Entries shown:
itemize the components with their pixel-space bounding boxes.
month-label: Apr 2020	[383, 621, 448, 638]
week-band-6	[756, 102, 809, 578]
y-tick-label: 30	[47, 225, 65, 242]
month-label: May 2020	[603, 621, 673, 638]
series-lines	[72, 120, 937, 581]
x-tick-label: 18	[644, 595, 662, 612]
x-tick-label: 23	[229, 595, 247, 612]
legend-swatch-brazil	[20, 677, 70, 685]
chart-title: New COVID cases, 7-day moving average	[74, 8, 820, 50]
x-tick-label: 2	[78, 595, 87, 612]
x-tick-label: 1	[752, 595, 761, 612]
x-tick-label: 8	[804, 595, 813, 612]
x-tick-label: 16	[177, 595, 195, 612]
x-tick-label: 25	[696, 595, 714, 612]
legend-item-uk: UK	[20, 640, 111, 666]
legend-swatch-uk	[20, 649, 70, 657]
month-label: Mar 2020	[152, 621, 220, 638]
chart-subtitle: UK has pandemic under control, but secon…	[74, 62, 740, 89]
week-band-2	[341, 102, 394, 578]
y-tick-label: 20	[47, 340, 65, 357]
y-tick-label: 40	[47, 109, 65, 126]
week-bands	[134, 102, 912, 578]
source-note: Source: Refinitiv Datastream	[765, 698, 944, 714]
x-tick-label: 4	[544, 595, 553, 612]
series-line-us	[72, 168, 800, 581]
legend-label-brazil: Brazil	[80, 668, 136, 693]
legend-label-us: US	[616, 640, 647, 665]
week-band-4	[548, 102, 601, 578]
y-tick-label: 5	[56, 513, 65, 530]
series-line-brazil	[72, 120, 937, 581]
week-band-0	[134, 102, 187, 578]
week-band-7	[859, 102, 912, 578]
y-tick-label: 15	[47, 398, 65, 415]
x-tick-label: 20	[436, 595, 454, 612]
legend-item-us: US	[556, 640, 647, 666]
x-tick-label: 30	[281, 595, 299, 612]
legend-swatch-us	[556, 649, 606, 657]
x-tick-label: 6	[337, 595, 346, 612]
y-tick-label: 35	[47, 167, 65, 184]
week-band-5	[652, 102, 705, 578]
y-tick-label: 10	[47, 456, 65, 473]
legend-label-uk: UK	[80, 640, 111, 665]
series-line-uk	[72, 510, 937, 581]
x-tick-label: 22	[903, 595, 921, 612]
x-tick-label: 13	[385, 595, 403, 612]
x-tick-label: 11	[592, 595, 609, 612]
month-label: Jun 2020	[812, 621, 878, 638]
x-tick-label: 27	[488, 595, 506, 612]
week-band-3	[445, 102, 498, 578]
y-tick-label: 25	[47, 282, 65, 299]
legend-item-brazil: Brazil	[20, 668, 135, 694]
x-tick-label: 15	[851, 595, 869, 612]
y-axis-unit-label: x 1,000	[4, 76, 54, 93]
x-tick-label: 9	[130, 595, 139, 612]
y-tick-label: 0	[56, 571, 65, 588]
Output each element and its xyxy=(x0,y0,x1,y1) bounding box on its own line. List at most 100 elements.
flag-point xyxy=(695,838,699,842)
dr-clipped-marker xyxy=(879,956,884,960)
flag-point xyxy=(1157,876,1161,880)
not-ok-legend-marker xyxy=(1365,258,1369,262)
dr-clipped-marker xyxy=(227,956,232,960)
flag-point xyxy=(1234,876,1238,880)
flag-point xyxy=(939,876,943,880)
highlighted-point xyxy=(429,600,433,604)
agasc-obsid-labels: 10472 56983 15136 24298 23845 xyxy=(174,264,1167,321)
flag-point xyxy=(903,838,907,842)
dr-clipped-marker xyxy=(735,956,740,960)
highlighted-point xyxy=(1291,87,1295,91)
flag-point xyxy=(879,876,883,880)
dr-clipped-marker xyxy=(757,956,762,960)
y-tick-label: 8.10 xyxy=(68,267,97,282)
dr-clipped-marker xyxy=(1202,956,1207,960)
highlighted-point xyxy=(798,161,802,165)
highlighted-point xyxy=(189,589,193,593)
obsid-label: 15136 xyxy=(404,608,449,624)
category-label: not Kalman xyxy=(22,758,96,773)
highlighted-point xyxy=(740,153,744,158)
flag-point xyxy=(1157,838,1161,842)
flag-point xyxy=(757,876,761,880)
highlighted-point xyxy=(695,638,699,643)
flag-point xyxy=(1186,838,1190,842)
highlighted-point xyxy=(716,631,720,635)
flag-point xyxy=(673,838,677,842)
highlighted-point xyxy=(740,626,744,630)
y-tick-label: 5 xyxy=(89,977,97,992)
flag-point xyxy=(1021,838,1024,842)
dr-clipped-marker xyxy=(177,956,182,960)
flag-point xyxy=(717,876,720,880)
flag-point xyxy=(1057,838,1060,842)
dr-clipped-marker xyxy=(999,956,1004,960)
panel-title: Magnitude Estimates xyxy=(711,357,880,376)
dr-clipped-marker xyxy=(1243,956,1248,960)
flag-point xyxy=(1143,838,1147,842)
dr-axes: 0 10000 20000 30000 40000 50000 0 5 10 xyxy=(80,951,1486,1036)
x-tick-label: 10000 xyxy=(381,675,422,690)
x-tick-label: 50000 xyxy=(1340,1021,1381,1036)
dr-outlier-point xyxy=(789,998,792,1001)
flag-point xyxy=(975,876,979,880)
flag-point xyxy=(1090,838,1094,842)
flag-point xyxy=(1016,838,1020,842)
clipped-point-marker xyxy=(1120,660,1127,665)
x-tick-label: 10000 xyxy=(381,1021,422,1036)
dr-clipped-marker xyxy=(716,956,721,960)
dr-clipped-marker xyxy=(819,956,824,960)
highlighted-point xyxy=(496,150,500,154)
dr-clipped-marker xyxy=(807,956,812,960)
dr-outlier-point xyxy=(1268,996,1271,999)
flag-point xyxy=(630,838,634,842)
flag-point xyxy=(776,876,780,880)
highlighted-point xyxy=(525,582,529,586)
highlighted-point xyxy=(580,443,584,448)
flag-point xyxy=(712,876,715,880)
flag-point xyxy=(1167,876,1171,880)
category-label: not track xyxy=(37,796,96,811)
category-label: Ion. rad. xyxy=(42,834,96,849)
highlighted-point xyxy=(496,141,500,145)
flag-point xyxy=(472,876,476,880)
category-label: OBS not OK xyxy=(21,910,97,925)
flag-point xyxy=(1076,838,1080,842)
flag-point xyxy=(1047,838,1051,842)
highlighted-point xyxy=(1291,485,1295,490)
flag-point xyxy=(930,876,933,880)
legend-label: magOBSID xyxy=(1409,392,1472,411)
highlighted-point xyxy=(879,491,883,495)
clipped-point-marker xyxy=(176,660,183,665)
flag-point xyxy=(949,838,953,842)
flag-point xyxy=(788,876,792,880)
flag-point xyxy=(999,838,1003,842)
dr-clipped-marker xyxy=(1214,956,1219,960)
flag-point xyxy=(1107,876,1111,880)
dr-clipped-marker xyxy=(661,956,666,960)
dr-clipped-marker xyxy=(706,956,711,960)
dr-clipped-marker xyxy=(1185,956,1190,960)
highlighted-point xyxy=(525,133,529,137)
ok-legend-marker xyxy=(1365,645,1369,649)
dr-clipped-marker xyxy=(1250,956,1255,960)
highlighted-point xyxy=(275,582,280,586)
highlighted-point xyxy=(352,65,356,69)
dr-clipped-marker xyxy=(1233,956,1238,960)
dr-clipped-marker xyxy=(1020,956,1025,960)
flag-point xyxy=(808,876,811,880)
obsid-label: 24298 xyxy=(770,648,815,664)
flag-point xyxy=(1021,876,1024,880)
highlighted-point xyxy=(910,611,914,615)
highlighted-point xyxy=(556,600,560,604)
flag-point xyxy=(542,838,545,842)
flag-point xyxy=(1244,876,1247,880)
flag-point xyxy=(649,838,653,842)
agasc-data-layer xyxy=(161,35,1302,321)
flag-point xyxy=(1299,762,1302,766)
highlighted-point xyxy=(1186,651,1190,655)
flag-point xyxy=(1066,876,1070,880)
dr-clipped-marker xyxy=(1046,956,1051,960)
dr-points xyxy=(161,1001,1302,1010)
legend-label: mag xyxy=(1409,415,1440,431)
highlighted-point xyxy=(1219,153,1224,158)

Given problem:
Rewrite the records from their start through the line that contains "677, 70, 685]", substituting "month-caption" for each "month-label" and changing nothing else. Return only those lines.

Solution:
itemize the components with their pixel-space bounding boxes.
month-caption: Apr 2020	[383, 621, 448, 638]
week-band-6	[756, 102, 809, 578]
y-tick-label: 30	[47, 225, 65, 242]
month-caption: May 2020	[603, 621, 673, 638]
series-lines	[72, 120, 937, 581]
x-tick-label: 18	[644, 595, 662, 612]
x-tick-label: 23	[229, 595, 247, 612]
legend-swatch-brazil	[20, 677, 70, 685]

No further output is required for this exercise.